Where the data below has the string "μόνον", return the whole line.

Listed records
****************************************
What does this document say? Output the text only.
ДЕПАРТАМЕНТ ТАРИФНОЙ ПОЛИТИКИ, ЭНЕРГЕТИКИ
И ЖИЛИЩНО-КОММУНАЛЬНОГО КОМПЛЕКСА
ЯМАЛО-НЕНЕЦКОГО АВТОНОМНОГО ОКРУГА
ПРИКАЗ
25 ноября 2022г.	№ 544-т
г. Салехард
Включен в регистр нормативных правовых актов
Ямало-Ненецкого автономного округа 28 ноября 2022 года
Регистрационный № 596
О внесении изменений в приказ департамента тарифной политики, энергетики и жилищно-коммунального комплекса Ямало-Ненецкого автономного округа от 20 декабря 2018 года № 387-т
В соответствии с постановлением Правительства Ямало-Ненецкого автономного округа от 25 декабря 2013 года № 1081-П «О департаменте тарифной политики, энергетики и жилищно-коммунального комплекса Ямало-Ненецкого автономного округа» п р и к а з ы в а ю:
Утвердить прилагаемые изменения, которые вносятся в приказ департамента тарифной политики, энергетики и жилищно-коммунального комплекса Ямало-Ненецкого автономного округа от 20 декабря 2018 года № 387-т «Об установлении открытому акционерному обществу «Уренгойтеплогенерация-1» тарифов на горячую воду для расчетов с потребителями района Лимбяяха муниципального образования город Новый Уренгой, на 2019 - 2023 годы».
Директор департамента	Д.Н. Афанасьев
****************************************
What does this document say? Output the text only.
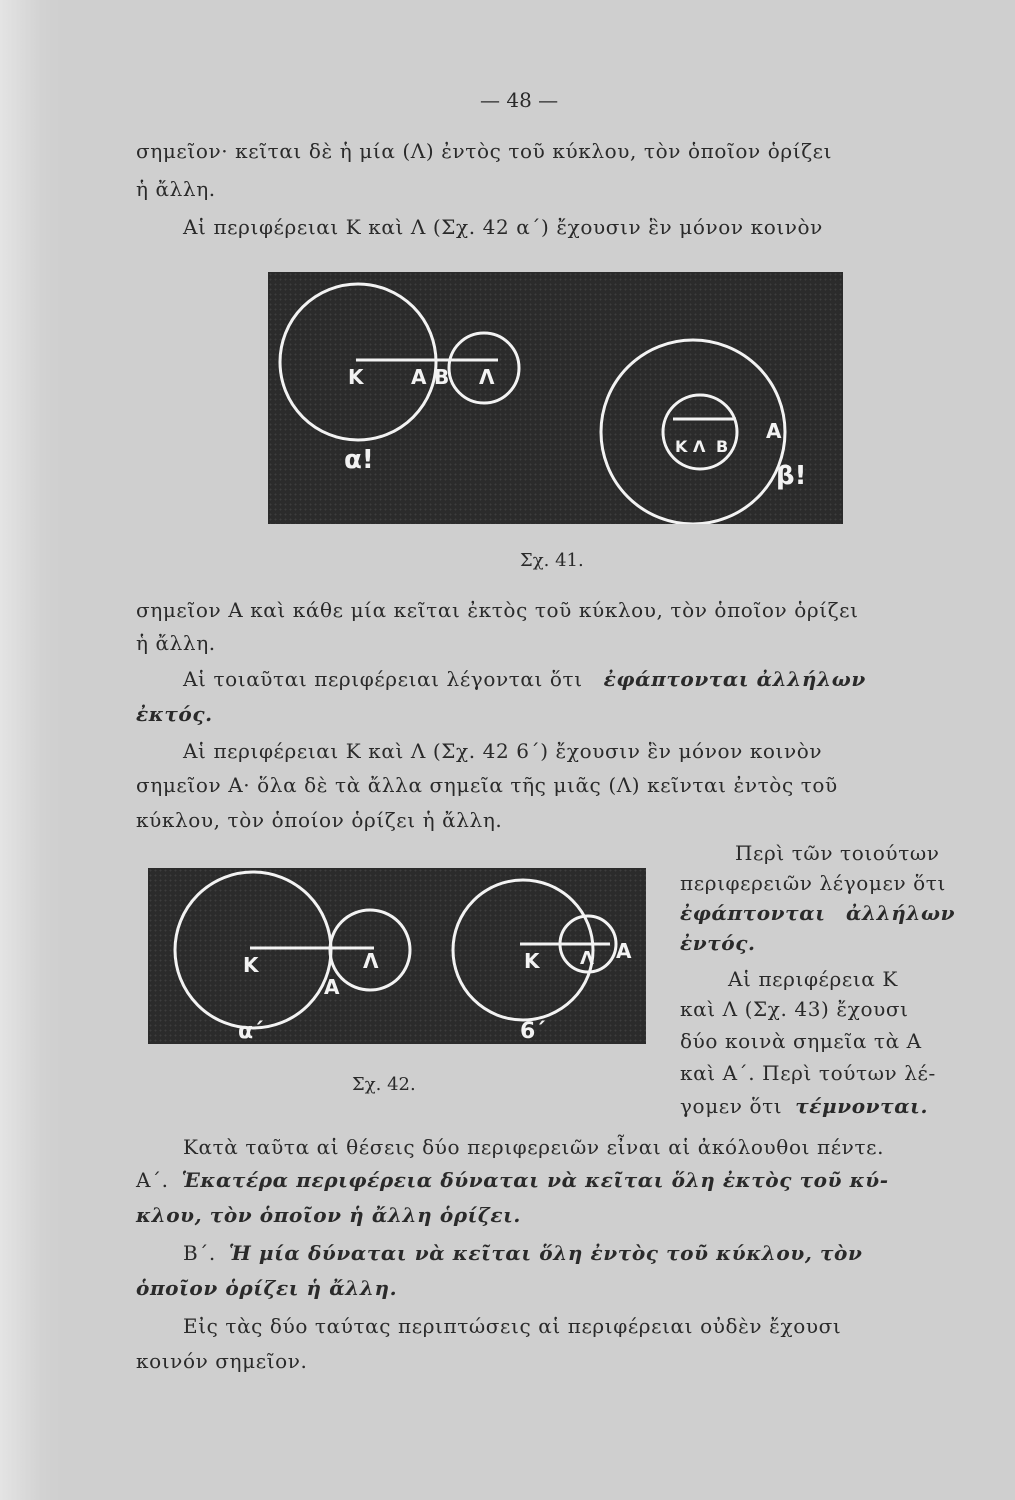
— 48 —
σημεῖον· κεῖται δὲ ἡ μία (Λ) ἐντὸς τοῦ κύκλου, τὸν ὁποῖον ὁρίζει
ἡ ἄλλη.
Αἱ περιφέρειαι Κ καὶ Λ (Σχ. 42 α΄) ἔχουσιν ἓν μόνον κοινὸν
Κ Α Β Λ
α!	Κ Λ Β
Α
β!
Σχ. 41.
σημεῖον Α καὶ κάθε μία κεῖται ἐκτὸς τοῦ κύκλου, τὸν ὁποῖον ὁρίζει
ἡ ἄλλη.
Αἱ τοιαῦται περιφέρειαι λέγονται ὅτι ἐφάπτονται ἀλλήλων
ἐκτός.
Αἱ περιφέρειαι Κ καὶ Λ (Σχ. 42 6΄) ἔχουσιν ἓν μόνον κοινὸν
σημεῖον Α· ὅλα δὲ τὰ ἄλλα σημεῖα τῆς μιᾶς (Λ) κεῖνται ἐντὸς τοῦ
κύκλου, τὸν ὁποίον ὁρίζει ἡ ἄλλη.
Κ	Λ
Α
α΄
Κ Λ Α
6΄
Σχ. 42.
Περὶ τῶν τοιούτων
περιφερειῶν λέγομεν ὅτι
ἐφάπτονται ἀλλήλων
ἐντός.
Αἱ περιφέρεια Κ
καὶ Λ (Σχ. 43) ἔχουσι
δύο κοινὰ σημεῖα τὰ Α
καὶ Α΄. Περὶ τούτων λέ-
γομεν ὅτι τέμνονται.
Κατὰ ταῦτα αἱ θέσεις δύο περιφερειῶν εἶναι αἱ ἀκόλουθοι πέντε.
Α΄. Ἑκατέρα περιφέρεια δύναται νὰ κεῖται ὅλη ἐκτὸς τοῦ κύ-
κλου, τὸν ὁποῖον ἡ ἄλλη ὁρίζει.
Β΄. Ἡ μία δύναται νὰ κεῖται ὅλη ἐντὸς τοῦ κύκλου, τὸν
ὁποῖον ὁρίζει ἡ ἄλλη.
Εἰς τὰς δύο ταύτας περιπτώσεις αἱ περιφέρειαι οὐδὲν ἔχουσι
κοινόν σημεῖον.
****************************************
Answer to this problem
Αἱ περιφέρειαι Κ καὶ Λ (Σχ. 42 α΄) ἔχουσιν ἓν μόνον κοινὸν
Αἱ περιφέρειαι Κ καὶ Λ (Σχ. 42 6΄) ἔχουσιν ἓν μόνον κοινὸν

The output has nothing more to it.